• [PROVIDED RECORDS]:
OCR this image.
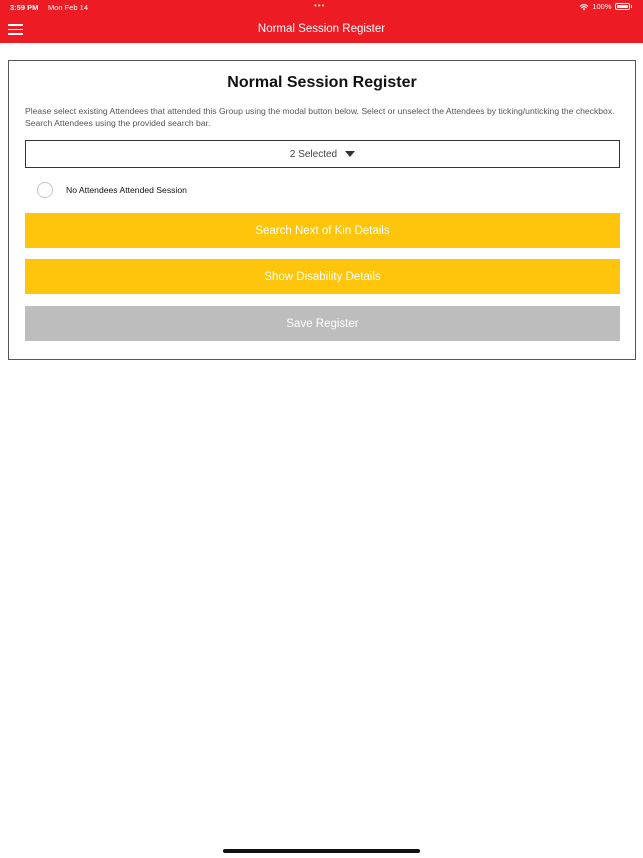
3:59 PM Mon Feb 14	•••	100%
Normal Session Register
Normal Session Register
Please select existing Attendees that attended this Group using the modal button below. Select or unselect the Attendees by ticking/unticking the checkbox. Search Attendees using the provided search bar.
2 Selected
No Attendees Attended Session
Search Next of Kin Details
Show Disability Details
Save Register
---
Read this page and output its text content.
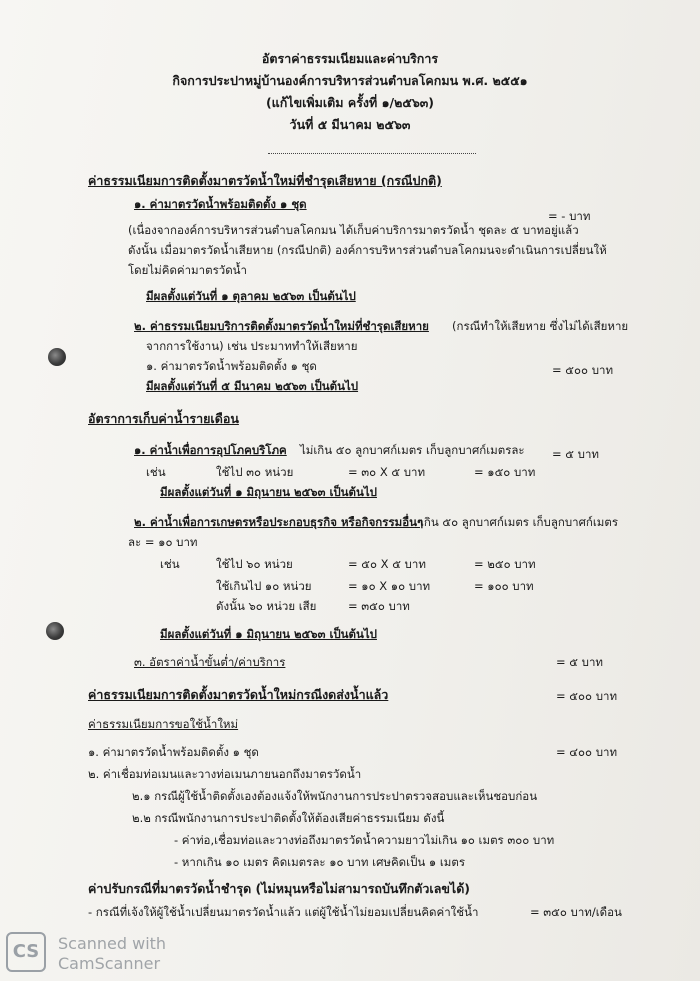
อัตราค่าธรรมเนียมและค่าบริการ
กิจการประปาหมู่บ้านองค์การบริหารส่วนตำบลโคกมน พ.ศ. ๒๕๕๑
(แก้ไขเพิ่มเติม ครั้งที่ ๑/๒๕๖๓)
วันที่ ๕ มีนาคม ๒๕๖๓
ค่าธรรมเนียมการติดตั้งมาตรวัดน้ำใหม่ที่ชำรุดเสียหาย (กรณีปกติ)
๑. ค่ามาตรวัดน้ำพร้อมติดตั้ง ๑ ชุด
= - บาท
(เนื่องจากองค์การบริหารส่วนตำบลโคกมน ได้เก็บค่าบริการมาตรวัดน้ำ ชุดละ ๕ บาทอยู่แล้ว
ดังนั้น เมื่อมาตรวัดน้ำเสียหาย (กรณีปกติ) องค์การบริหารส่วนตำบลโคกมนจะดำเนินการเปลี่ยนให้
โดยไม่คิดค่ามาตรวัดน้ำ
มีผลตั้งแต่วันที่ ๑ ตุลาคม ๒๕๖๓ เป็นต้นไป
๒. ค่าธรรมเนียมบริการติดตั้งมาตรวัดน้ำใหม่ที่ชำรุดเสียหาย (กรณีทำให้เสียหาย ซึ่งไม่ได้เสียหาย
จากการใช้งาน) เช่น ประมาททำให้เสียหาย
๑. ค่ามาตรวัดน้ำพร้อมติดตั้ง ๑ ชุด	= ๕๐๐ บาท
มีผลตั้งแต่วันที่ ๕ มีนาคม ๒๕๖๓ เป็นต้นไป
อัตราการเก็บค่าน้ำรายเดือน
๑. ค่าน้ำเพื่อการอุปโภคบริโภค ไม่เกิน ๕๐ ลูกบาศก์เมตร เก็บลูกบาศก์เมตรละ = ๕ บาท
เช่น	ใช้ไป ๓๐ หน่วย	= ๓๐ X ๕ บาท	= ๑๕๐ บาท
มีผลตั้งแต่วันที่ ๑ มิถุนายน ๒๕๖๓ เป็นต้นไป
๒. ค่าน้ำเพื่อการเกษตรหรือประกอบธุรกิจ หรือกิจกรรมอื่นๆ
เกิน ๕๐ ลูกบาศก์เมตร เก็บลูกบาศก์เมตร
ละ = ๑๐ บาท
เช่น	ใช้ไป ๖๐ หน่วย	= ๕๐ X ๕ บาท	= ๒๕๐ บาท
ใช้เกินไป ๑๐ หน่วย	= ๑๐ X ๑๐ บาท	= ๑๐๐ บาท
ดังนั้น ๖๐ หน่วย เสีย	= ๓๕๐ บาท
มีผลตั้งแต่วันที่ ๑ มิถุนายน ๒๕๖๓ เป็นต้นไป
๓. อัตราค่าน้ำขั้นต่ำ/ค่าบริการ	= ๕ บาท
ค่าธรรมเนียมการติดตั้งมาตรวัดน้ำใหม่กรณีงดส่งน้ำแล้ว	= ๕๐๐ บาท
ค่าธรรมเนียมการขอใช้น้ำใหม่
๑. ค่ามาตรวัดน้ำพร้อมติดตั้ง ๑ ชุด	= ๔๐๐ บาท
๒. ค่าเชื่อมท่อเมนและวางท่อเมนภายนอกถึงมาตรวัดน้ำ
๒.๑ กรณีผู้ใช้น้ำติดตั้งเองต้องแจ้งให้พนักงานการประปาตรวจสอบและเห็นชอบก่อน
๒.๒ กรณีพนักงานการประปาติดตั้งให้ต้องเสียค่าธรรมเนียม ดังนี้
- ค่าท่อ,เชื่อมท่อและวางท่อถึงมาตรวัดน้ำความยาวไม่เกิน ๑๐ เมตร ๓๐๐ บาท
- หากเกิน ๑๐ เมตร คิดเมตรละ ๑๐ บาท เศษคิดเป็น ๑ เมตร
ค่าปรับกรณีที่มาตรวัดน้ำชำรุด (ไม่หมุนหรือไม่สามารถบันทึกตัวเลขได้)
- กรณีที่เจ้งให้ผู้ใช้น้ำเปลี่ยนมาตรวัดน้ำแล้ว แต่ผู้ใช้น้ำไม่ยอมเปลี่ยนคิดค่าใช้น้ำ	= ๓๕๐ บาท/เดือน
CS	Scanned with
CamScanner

• [WHAT THE TASK ASKS]:
Every line that holds the word "ตราค" should be extracted.

• [WORKED ANSWER]:
อัตราค่าธรรมเนียมและค่าบริการ
๓. อัตราค่าน้ำขั้นต่ำ/ค่าบริการ	= ๕ บาท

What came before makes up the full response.